__Task description__. Copy every line of the records below where the word "حامــن" occurs.

──────────

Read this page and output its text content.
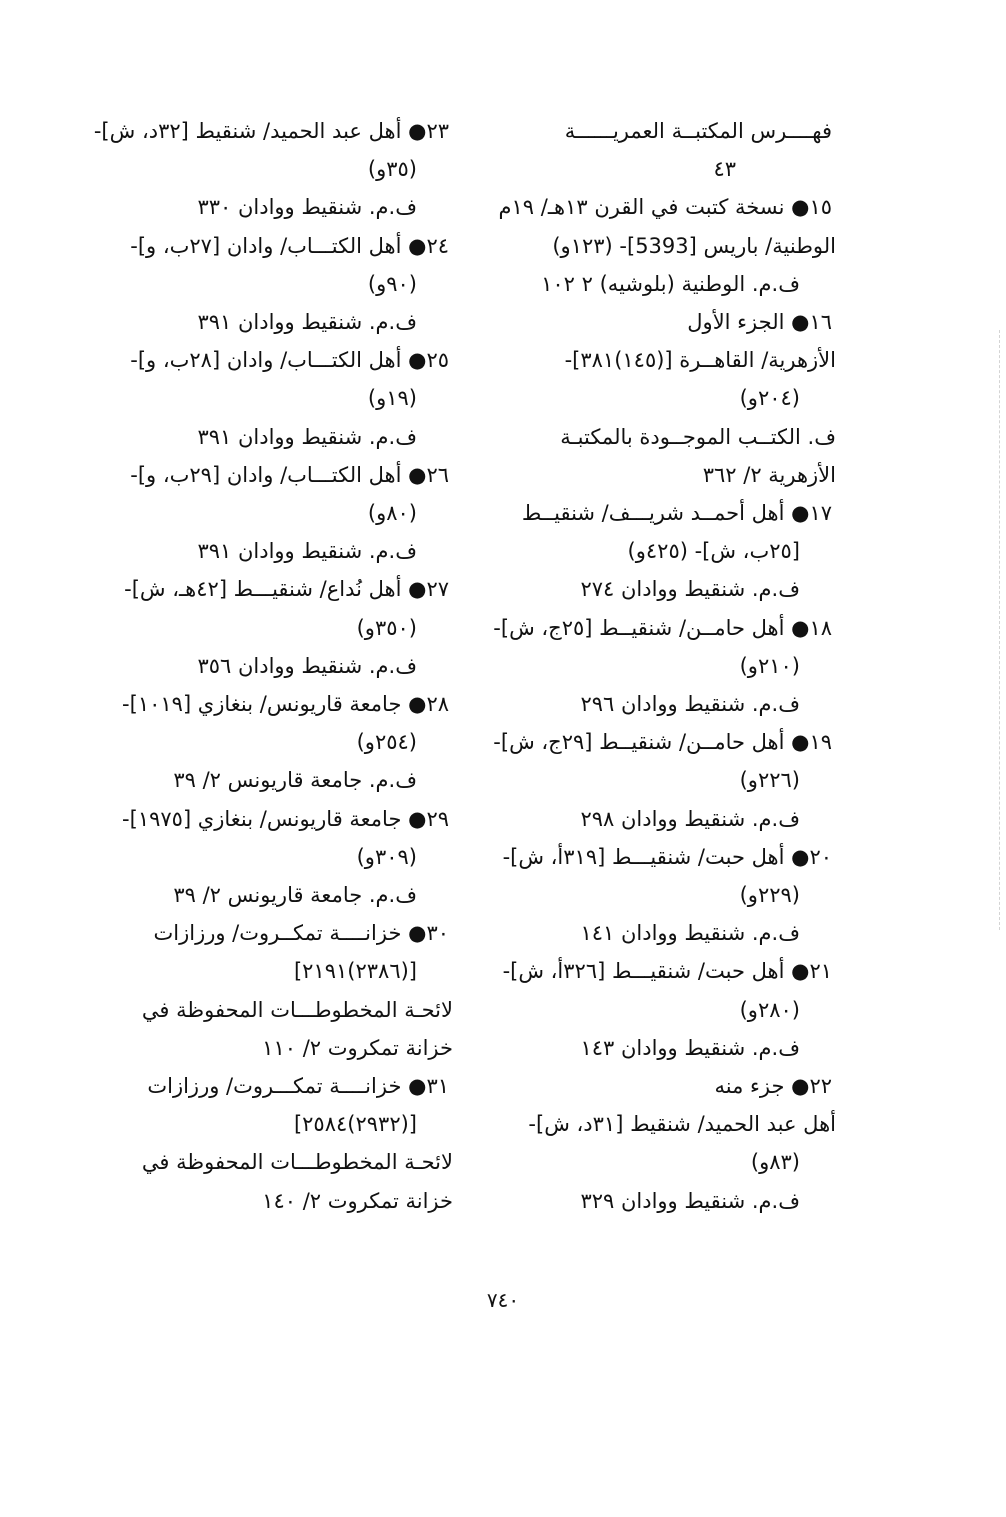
فهــــرس المكتبــة العمريــــــة
٤٣
١٥● نسخة كتبت في القرن ١٣هـ/ ١٩م
الوطنية/ باريس [5393]- (١٢٣و)
ف.م. الوطنية (بلوشيه) ٢ ١٠٢
١٦● الجزء الأول
الأزهرية/ القاهــرة [(١٤٥)٣٨١]-
(٢٠٤و)
ف. الكتــب الموجــودة بالمكتبـة
الأزهرية ٢/ ٣٦٢
١٧● أهل أحمــد شريـــف/ شنقيــط
[٢٥ب، ش]- (٤٢٥و)
ف.م. شنقيط ووادان ٢٧٤
١٨● أهل حامــن/ شنقيــط [٢٥ج، ش]-
(٢١٠و)
ف.م. شنقيط ووادان ٢٩٦
١٩● أهل حامــن/ شنقيــط [٢٩ج، ش]-
(٢٢٦و)
ف.م. شنقيط ووادان ٢٩٨
٢٠● أهل حبت/ شنقيـــط [٣١٩أ، ش]-
(٢٢٩و)
ف.م. شنقيط ووادان ١٤١
٢١● أهل حبت/ شنقيـــط [٣٢٦أ، ش]-
(٢٨٠و)
ف.م. شنقيط ووادان ١٤٣
٢٢● جزء منه
أهل عبد الحميد/ شنقيط [٣١د، ش]-
(٨٣و)
ف.م. شنقيط ووادان ٣٢٩
٢٣● أهل عبد الحميد/ شنقيط [٣٢د، ش]-
(٣٥و)
ف.م. شنقيط ووادان ٣٣٠
٢٤● أهل الكتـــاب/ وادان [٢٧ب، و]-
(٩٠و)
ف.م. شنقيط ووادان ٣٩١
٢٥● أهل الكتـــاب/ وادان [٢٨ب، و]-
(١٩و)
ف.م. شنقيط ووادان ٣٩١
٢٦● أهل الكتـــاب/ وادان [٢٩ب، و]-
(٨٠و)
ف.م. شنقيط ووادان ٣٩١
٢٧● أهل نُداع/ شنقيـــط [٤٢هـ، ش]-
(٣٥٠و)
ف.م. شنقيط ووادان ٣٥٦
٢٨● جامعة قاريونس/ بنغازي [١٠١٩]-
(٢٥٤و)
ف.م. جامعة قاريونس ٢/ ٣٩
٢٩● جامعة قاريونس/ بنغازي [١٩٧٥]-
(٣٠٩و)
ف.م. جامعة قاريونس ٢/ ٣٩
٣٠● خزانــــة تمكــروت/ ورزازات
[(٢٣٨٦)٢١٩١]
لائحـة المخطوطـــات المحفوظة في
خزانة تمكروت ٢/ ١١٠
٣١● خزانــــة تمكـــروت/ ورزازات
[(٢٩٣٢)٢٥٨٤]
لائحـة المخطوطـــات المحفوظة في
خزانة تمكروت ٢/ ١٤٠
٧٤٠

──────────

__Solution below__.
١٨● أهل حامــن/ شنقيــط [٢٥ج، ش]-
١٩● أهل حامــن/ شنقيــط [٢٩ج، ش]-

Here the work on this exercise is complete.